DATASET EXTRACT:
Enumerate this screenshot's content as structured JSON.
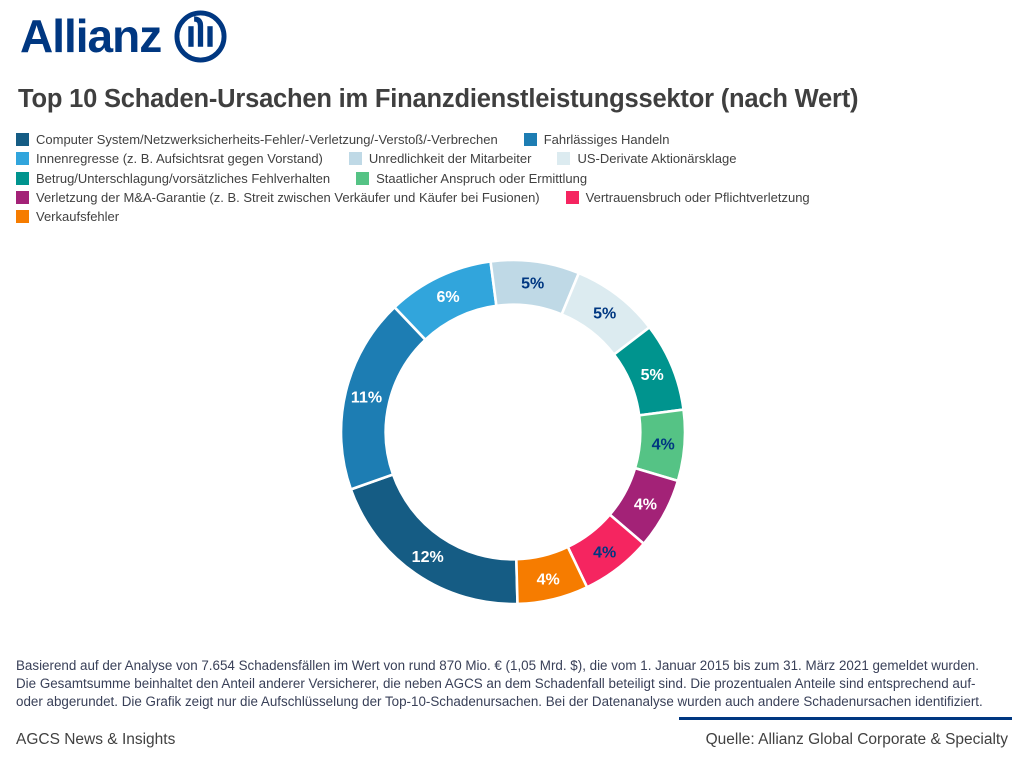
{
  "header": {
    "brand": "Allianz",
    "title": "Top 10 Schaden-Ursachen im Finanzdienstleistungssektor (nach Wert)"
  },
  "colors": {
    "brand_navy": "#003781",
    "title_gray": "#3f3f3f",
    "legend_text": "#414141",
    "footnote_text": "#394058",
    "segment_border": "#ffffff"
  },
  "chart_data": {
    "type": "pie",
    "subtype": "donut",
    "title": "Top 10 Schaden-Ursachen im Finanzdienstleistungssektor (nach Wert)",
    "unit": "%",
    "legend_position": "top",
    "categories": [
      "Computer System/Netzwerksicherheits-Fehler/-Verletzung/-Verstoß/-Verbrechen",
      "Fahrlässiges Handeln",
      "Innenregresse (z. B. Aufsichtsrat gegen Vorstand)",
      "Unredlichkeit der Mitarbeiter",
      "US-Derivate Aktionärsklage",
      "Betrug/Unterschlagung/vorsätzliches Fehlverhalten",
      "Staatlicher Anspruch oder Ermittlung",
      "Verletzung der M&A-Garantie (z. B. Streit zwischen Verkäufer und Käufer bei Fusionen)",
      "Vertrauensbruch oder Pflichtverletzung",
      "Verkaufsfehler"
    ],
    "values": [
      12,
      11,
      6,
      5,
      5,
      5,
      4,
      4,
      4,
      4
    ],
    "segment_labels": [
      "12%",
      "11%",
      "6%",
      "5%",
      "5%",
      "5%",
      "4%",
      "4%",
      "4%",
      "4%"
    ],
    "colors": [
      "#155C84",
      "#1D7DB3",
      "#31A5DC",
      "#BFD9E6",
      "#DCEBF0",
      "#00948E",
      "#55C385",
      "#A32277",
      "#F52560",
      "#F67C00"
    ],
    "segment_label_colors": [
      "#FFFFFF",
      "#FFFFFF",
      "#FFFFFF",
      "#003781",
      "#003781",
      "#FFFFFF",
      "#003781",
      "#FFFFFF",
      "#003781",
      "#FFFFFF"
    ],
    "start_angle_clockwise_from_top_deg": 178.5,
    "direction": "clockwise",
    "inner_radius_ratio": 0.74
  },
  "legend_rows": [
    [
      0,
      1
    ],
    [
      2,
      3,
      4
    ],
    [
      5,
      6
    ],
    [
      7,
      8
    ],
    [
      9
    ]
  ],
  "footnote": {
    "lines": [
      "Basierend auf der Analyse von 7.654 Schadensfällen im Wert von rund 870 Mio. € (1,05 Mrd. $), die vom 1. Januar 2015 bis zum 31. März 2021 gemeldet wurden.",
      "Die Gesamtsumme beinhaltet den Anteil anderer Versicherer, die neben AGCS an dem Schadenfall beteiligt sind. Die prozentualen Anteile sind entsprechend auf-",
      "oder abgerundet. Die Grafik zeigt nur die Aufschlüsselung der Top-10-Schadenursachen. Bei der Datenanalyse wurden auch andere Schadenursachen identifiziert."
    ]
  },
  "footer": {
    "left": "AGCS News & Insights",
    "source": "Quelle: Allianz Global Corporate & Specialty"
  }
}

PROBLEM:
Your task is to set down the records shown above exactly, minus any pictures.

COMPLETE ANSWER:
Enumerate this screenshot's content as structured JSON.
{
  "header": {
    "brand": "Allianz",
    "title": "Top 10 Schaden-Ursachen im Finanzdienstleistungssektor (nach Wert)"
  },
  "colors": {
    "brand_navy": "#003781",
    "title_gray": "#3f3f3f",
    "legend_text": "#414141",
    "footnote_text": "#394058",
    "segment_border": "#ffffff"
  },
  "chart_data": {
    "type": "pie",
    "subtype": "donut",
    "title": "Top 10 Schaden-Ursachen im Finanzdienstleistungssektor (nach Wert)",
    "unit": "%",
    "legend_position": "top",
    "categories": [
      "Computer System/Netzwerksicherheits-Fehler/-Verletzung/-Verstoß/-Verbrechen",
      "Fahrlässiges Handeln",
      "Innenregresse (z. B. Aufsichtsrat gegen Vorstand)",
      "Unredlichkeit der Mitarbeiter",
      "US-Derivate Aktionärsklage",
      "Betrug/Unterschlagung/vorsätzliches Fehlverhalten",
      "Staatlicher Anspruch oder Ermittlung",
      "Verletzung der M&A-Garantie (z. B. Streit zwischen Verkäufer und Käufer bei Fusionen)",
      "Vertrauensbruch oder Pflichtverletzung",
      "Verkaufsfehler"
    ],
    "values": [
      12,
      11,
      6,
      5,
      5,
      5,
      4,
      4,
      4,
      4
    ],
    "segment_labels": [
      "12%",
      "11%",
      "6%",
      "5%",
      "5%",
      "5%",
      "4%",
      "4%",
      "4%",
      "4%"
    ],
    "colors": [
      "#155C84",
      "#1D7DB3",
      "#31A5DC",
      "#BFD9E6",
      "#DCEBF0",
      "#00948E",
      "#55C385",
      "#A32277",
      "#F52560",
      "#F67C00"
    ],
    "segment_label_colors": [
      "#FFFFFF",
      "#FFFFFF",
      "#FFFFFF",
      "#003781",
      "#003781",
      "#FFFFFF",
      "#003781",
      "#FFFFFF",
      "#003781",
      "#FFFFFF"
    ],
    "start_angle_clockwise_from_top_deg": 178.5,
    "direction": "clockwise",
    "inner_radius_ratio": 0.74
  },
  "legend_rows": [
    [
      0,
      1
    ],
    [
      2,
      3,
      4
    ],
    [
      5,
      6
    ],
    [
      7,
      8
    ],
    [
      9
    ]
  ],
  "footnote": {
    "lines": [
      "Basierend auf der Analyse von 7.654 Schadensfällen im Wert von rund 870 Mio. € (1,05 Mrd. $), die vom 1. Januar 2015 bis zum 31. März 2021 gemeldet wurden.",
      "Die Gesamtsumme beinhaltet den Anteil anderer Versicherer, die neben AGCS an dem Schadenfall beteiligt sind. Die prozentualen Anteile sind entsprechend auf-",
      "oder abgerundet. Die Grafik zeigt nur die Aufschlüsselung der Top-10-Schadenursachen. Bei der Datenanalyse wurden auch andere Schadenursachen identifiziert."
    ]
  },
  "footer": {
    "left": "AGCS News & Insights",
    "source": "Quelle: Allianz Global Corporate & Specialty"
  }
}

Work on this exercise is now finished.